Stored items
────
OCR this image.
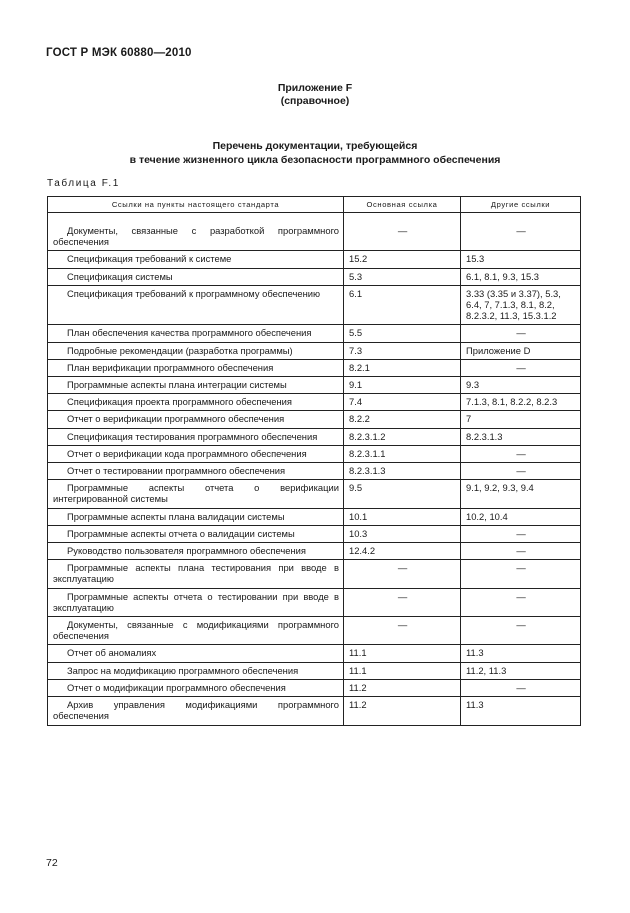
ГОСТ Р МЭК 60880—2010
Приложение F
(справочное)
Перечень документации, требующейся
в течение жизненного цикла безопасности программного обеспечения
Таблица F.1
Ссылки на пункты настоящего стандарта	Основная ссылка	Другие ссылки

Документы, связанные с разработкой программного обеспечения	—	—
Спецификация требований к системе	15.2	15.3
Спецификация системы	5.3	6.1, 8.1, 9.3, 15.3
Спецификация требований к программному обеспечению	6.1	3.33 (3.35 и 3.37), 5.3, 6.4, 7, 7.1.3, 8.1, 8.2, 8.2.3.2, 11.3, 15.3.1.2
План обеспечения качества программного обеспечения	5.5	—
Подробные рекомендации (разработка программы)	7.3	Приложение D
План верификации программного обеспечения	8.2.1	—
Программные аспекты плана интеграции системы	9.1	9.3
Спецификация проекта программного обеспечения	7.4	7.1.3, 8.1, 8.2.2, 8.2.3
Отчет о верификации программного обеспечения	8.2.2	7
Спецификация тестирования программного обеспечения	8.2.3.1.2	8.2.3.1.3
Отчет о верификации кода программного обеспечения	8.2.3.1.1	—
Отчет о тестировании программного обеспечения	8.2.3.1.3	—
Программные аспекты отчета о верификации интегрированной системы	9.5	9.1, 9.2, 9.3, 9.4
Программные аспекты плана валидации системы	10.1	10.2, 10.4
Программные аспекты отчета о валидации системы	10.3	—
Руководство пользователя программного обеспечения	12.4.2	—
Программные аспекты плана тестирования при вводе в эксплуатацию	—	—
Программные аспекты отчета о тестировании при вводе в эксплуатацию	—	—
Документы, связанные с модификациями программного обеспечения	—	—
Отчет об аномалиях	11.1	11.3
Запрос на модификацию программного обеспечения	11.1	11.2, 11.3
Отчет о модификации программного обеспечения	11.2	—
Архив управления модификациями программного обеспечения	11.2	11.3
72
────
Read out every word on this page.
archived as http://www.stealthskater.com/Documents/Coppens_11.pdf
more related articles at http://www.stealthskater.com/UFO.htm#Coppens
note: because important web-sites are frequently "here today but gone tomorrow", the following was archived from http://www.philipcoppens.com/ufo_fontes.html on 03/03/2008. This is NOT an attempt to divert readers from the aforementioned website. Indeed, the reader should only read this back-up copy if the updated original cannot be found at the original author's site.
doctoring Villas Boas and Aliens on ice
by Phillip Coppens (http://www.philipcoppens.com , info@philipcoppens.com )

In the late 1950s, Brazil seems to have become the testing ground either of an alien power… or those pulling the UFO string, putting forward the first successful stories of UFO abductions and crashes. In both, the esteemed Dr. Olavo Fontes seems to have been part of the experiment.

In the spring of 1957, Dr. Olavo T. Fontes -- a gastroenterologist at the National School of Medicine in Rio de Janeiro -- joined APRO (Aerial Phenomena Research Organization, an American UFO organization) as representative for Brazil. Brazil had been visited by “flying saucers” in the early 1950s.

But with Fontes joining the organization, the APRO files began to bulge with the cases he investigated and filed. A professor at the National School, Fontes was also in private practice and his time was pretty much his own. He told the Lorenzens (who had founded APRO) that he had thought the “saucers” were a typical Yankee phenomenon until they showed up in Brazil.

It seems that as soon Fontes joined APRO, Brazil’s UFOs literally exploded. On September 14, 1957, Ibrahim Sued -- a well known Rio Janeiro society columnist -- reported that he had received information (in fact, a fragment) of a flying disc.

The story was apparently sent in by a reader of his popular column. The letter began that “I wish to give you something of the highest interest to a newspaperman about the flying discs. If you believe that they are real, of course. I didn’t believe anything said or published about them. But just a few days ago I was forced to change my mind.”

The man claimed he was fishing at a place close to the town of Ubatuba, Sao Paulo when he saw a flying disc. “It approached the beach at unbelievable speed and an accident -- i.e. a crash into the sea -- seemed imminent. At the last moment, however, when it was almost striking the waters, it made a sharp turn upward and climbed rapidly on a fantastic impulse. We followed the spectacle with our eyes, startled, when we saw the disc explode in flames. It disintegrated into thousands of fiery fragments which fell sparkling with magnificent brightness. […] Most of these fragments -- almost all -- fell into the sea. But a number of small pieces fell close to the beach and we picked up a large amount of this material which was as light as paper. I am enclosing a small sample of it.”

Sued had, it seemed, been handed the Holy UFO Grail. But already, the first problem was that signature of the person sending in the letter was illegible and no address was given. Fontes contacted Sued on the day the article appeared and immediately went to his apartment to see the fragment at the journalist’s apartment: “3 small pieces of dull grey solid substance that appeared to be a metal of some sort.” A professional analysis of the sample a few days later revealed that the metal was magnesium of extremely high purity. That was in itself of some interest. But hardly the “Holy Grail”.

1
────
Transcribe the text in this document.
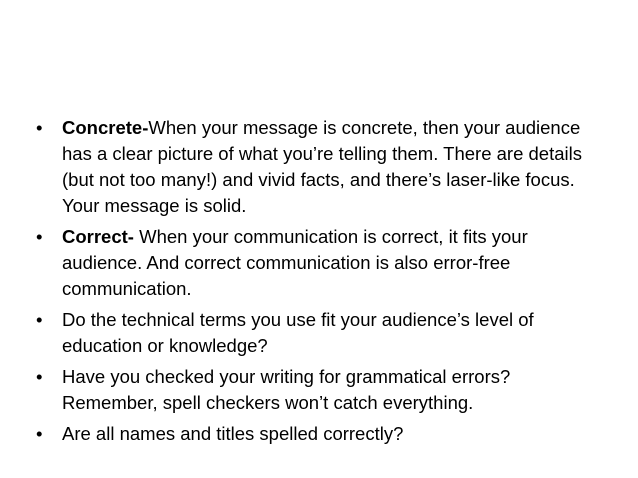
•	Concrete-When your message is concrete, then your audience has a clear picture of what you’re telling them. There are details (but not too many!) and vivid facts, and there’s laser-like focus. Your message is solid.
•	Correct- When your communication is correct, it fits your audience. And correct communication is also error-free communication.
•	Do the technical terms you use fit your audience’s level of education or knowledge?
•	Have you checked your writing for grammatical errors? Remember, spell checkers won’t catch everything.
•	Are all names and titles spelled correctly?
────
- [Written instruction]: Go through the material above and copy each line that has the word "верификации".

- [Completed exercise]:
План верификации программного обеспечения	8.2.1	—
Отчет о верификации программного обеспечения	8.2.2	7
Отчет о верификации кода программного обеспечения	8.2.3.1.1	—
Программные аспекты отчета о верификации интегрированной системы	9.5	9.1, 9.2, 9.3, 9.4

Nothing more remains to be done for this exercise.